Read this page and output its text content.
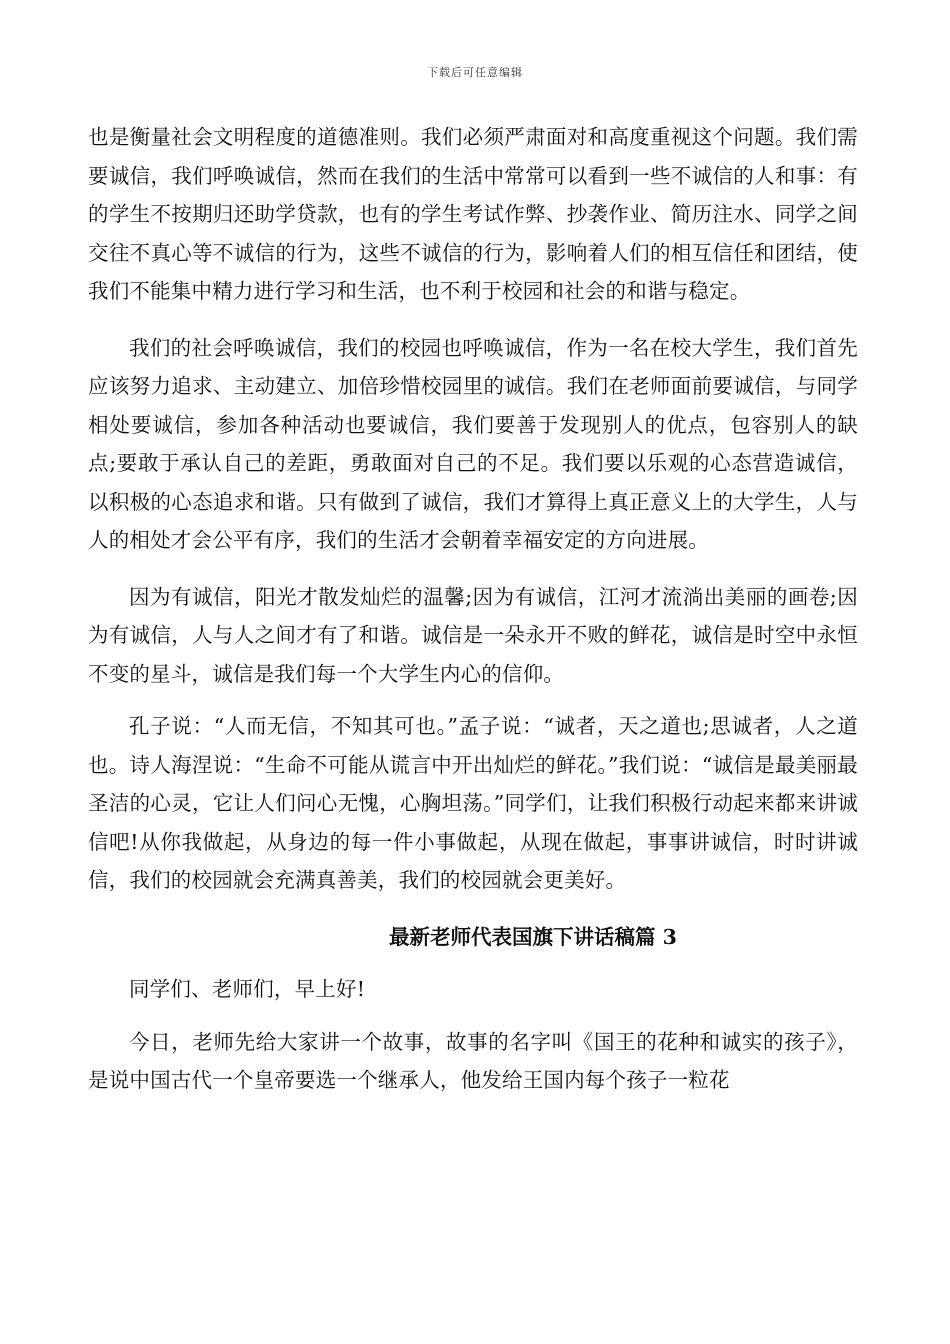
下载后可任意编辑

也是衡量社会文明程度的道德准则。我们必须严肃面对和高度重视这个问题。我们需要诚信，我们呼唤诚信，然而在我们的生活中常常可以看到一些不诚信的人和事：有的学生不按期归还助学贷款，也有的学生考试作弊、抄袭作业、简历注水、同学之间交往不真心等不诚信的行为，这些不诚信的行为，影响着人们的相互信任和团结，使我们不能集中精力进行学习和生活，也不利于校园和社会的和谐与稳定。

我们的社会呼唤诚信，我们的校园也呼唤诚信，作为一名在校大学生，我们首先应该努力追求、主动建立、加倍珍惜校园里的诚信。我们在老师面前要诚信，与同学相处要诚信，参加各种活动也要诚信，我们要善于发现别人的优点，包容别人的缺点;要敢于承认自己的差距，勇敢面对自己的不足。我们要以乐观的心态营造诚信，以积极的心态追求和谐。只有做到了诚信，我们才算得上真正意义上的大学生，人与人的相处才会公平有序，我们的生活才会朝着幸福安定的方向进展。

因为有诚信，阳光才散发灿烂的温馨;因为有诚信，江河才流淌出美丽的画卷;因为有诚信，人与人之间才有了和谐。诚信是一朵永开不败的鲜花，诚信是时空中永恒不变的星斗，诚信是我们每一个大学生内心的信仰。

孔子说：“人而无信，不知其可也。”孟子说：“诚者，天之道也;思诚者，人之道也。诗人海涅说：“生命不可能从谎言中开出灿烂的鲜花。”我们说：“诚信是最美丽最圣洁的心灵，它让人们问心无愧，心胸坦荡。”同学们，让我们积极行动起来都来讲诚信吧!从你我做起，从身边的每一件小事做起，从现在做起，事事讲诚信，时时讲诚信，我们的校园就会充满真善美，我们的校园就会更美好。

最新老师代表国旗下讲话稿篇 3

同学们、老师们，早上好!

今日，老师先给大家讲一个故事，故事的名字叫《国王的花种和诚实的孩子》，是说中国古代一个皇帝要选一个继承人，他发给王国内每个孩子一粒花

The problem — Print the records word for word and exclude any picture they hold.

Solution for this exercise —
Read this page and output its text content.
下载后可任意编辑

也是衡量社会文明程度的道德准则。我们必须严肃面对和高度重视这个问题。我们需要诚信，我们呼唤诚信，然而在我们的生活中常常可以看到一些不诚信的人和事：有的学生不按期归还助学贷款，也有的学生考试作弊、抄袭作业、简历注水、同学之间交往不真心等不诚信的行为，这些不诚信的行为，影响着人们的相互信任和团结，使我们不能集中精力进行学习和生活，也不利于校园和社会的和谐与稳定。

我们的社会呼唤诚信，我们的校园也呼唤诚信，作为一名在校大学生，我们首先应该努力追求、主动建立、加倍珍惜校园里的诚信。我们在老师面前要诚信，与同学相处要诚信，参加各种活动也要诚信，我们要善于发现别人的优点，包容别人的缺点;要敢于承认自己的差距，勇敢面对自己的不足。我们要以乐观的心态营造诚信，以积极的心态追求和谐。只有做到了诚信，我们才算得上真正意义上的大学生，人与人的相处才会公平有序，我们的生活才会朝着幸福安定的方向进展。

因为有诚信，阳光才散发灿烂的温馨;因为有诚信，江河才流淌出美丽的画卷;因为有诚信，人与人之间才有了和谐。诚信是一朵永开不败的鲜花，诚信是时空中永恒不变的星斗，诚信是我们每一个大学生内心的信仰。

孔子说：“人而无信，不知其可也。”孟子说：“诚者，天之道也;思诚者，人之道也。诗人海涅说：“生命不可能从谎言中开出灿烂的鲜花。”我们说：“诚信是最美丽最圣洁的心灵，它让人们问心无愧，心胸坦荡。”同学们，让我们积极行动起来都来讲诚信吧!从你我做起，从身边的每一件小事做起，从现在做起，事事讲诚信，时时讲诚信，我们的校园就会充满真善美，我们的校园就会更美好。

最新老师代表国旗下讲话稿篇 3

同学们、老师们，早上好!

今日，老师先给大家讲一个故事，故事的名字叫《国王的花种和诚实的孩子》，是说中国古代一个皇帝要选一个继承人，他发给王国内每个孩子一粒花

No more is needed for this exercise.